## LISTED ENTRIES
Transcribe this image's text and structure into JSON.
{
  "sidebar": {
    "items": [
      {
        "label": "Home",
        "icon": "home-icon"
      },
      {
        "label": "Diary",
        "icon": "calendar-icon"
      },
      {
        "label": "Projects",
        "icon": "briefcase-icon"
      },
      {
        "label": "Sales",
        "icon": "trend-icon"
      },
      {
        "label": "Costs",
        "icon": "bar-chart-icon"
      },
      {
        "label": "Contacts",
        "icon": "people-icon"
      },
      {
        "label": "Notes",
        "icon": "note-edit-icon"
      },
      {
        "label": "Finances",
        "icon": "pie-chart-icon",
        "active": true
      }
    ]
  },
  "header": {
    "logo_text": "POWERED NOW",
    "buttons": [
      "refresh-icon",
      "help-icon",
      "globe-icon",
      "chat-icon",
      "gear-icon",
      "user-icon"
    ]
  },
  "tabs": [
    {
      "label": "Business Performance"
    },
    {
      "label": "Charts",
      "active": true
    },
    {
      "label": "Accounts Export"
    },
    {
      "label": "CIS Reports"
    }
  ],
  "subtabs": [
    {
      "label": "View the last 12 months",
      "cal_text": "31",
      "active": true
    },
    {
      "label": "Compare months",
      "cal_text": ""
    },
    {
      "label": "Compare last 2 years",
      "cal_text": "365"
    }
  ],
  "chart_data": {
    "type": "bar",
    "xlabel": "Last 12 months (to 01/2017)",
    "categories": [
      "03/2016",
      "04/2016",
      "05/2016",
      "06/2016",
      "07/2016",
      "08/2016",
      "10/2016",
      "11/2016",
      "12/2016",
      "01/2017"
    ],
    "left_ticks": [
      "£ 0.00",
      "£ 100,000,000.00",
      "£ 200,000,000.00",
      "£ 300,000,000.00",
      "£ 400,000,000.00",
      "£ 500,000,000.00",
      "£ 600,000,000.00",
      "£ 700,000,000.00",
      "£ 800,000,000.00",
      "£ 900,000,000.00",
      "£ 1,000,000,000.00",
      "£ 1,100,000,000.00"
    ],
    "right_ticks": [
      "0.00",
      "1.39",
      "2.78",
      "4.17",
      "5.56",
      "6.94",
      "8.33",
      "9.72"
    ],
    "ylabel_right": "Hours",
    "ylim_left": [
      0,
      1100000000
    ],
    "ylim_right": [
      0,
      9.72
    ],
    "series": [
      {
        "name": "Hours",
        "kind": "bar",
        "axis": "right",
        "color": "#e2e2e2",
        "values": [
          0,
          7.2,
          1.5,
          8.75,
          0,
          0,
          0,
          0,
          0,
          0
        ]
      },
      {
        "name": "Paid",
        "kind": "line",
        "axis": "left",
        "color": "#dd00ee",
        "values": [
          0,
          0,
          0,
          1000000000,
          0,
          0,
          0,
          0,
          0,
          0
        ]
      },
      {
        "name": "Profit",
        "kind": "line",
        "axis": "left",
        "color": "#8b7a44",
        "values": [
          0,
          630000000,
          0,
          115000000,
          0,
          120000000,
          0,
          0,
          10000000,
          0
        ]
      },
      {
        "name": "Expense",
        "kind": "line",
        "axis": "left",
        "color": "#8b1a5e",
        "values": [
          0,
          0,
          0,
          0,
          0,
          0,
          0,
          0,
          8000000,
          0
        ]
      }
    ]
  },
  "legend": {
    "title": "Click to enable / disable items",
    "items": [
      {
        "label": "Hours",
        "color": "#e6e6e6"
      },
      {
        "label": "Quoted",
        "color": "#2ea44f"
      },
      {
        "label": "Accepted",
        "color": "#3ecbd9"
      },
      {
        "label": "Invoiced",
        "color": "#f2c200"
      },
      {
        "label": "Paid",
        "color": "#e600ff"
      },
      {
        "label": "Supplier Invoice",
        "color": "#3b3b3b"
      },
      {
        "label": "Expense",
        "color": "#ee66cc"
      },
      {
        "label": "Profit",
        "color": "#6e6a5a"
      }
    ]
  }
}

## SHORT PROBLEM
Return the whole listing exactly.

## OUTPUT OF THE EXERCISE
Transcribe this image's text and structure into JSON.
{
  "sidebar": {
    "items": [
      {
        "label": "Home",
        "icon": "home-icon"
      },
      {
        "label": "Diary",
        "icon": "calendar-icon"
      },
      {
        "label": "Projects",
        "icon": "briefcase-icon"
      },
      {
        "label": "Sales",
        "icon": "trend-icon"
      },
      {
        "label": "Costs",
        "icon": "bar-chart-icon"
      },
      {
        "label": "Contacts",
        "icon": "people-icon"
      },
      {
        "label": "Notes",
        "icon": "note-edit-icon"
      },
      {
        "label": "Finances",
        "icon": "pie-chart-icon",
        "active": true
      }
    ]
  },
  "header": {
    "logo_text": "POWERED NOW",
    "buttons": [
      "refresh-icon",
      "help-icon",
      "globe-icon",
      "chat-icon",
      "gear-icon",
      "user-icon"
    ]
  },
  "tabs": [
    {
      "label": "Business Performance"
    },
    {
      "label": "Charts",
      "active": true
    },
    {
      "label": "Accounts Export"
    },
    {
      "label": "CIS Reports"
    }
  ],
  "subtabs": [
    {
      "label": "View the last 12 months",
      "cal_text": "31",
      "active": true
    },
    {
      "label": "Compare months",
      "cal_text": ""
    },
    {
      "label": "Compare last 2 years",
      "cal_text": "365"
    }
  ],
  "chart_data": {
    "type": "bar",
    "xlabel": "Last 12 months (to 01/2017)",
    "categories": [
      "03/2016",
      "04/2016",
      "05/2016",
      "06/2016",
      "07/2016",
      "08/2016",
      "10/2016",
      "11/2016",
      "12/2016",
      "01/2017"
    ],
    "left_ticks": [
      "£ 0.00",
      "£ 100,000,000.00",
      "£ 200,000,000.00",
      "£ 300,000,000.00",
      "£ 400,000,000.00",
      "£ 500,000,000.00",
      "£ 600,000,000.00",
      "£ 700,000,000.00",
      "£ 800,000,000.00",
      "£ 900,000,000.00",
      "£ 1,000,000,000.00",
      "£ 1,100,000,000.00"
    ],
    "right_ticks": [
      "0.00",
      "1.39",
      "2.78",
      "4.17",
      "5.56",
      "6.94",
      "8.33",
      "9.72"
    ],
    "ylabel_right": "Hours",
    "ylim_left": [
      0,
      1100000000
    ],
    "ylim_right": [
      0,
      9.72
    ],
    "series": [
      {
        "name": "Hours",
        "kind": "bar",
        "axis": "right",
        "color": "#e2e2e2",
        "values": [
          0,
          7.2,
          1.5,
          8.75,
          0,
          0,
          0,
          0,
          0,
          0
        ]
      },
      {
        "name": "Paid",
        "kind": "line",
        "axis": "left",
        "color": "#dd00ee",
        "values": [
          0,
          0,
          0,
          1000000000,
          0,
          0,
          0,
          0,
          0,
          0
        ]
      },
      {
        "name": "Profit",
        "kind": "line",
        "axis": "left",
        "color": "#8b7a44",
        "values": [
          0,
          630000000,
          0,
          115000000,
          0,
          120000000,
          0,
          0,
          10000000,
          0
        ]
      },
      {
        "name": "Expense",
        "kind": "line",
        "axis": "left",
        "color": "#8b1a5e",
        "values": [
          0,
          0,
          0,
          0,
          0,
          0,
          0,
          0,
          8000000,
          0
        ]
      }
    ]
  },
  "legend": {
    "title": "Click to enable / disable items",
    "items": [
      {
        "label": "Hours",
        "color": "#e6e6e6"
      },
      {
        "label": "Quoted",
        "color": "#2ea44f"
      },
      {
        "label": "Accepted",
        "color": "#3ecbd9"
      },
      {
        "label": "Invoiced",
        "color": "#f2c200"
      },
      {
        "label": "Paid",
        "color": "#e600ff"
      },
      {
        "label": "Supplier Invoice",
        "color": "#3b3b3b"
      },
      {
        "label": "Expense",
        "color": "#ee66cc"
      },
      {
        "label": "Profit",
        "color": "#6e6a5a"
      }
    ]
  }
}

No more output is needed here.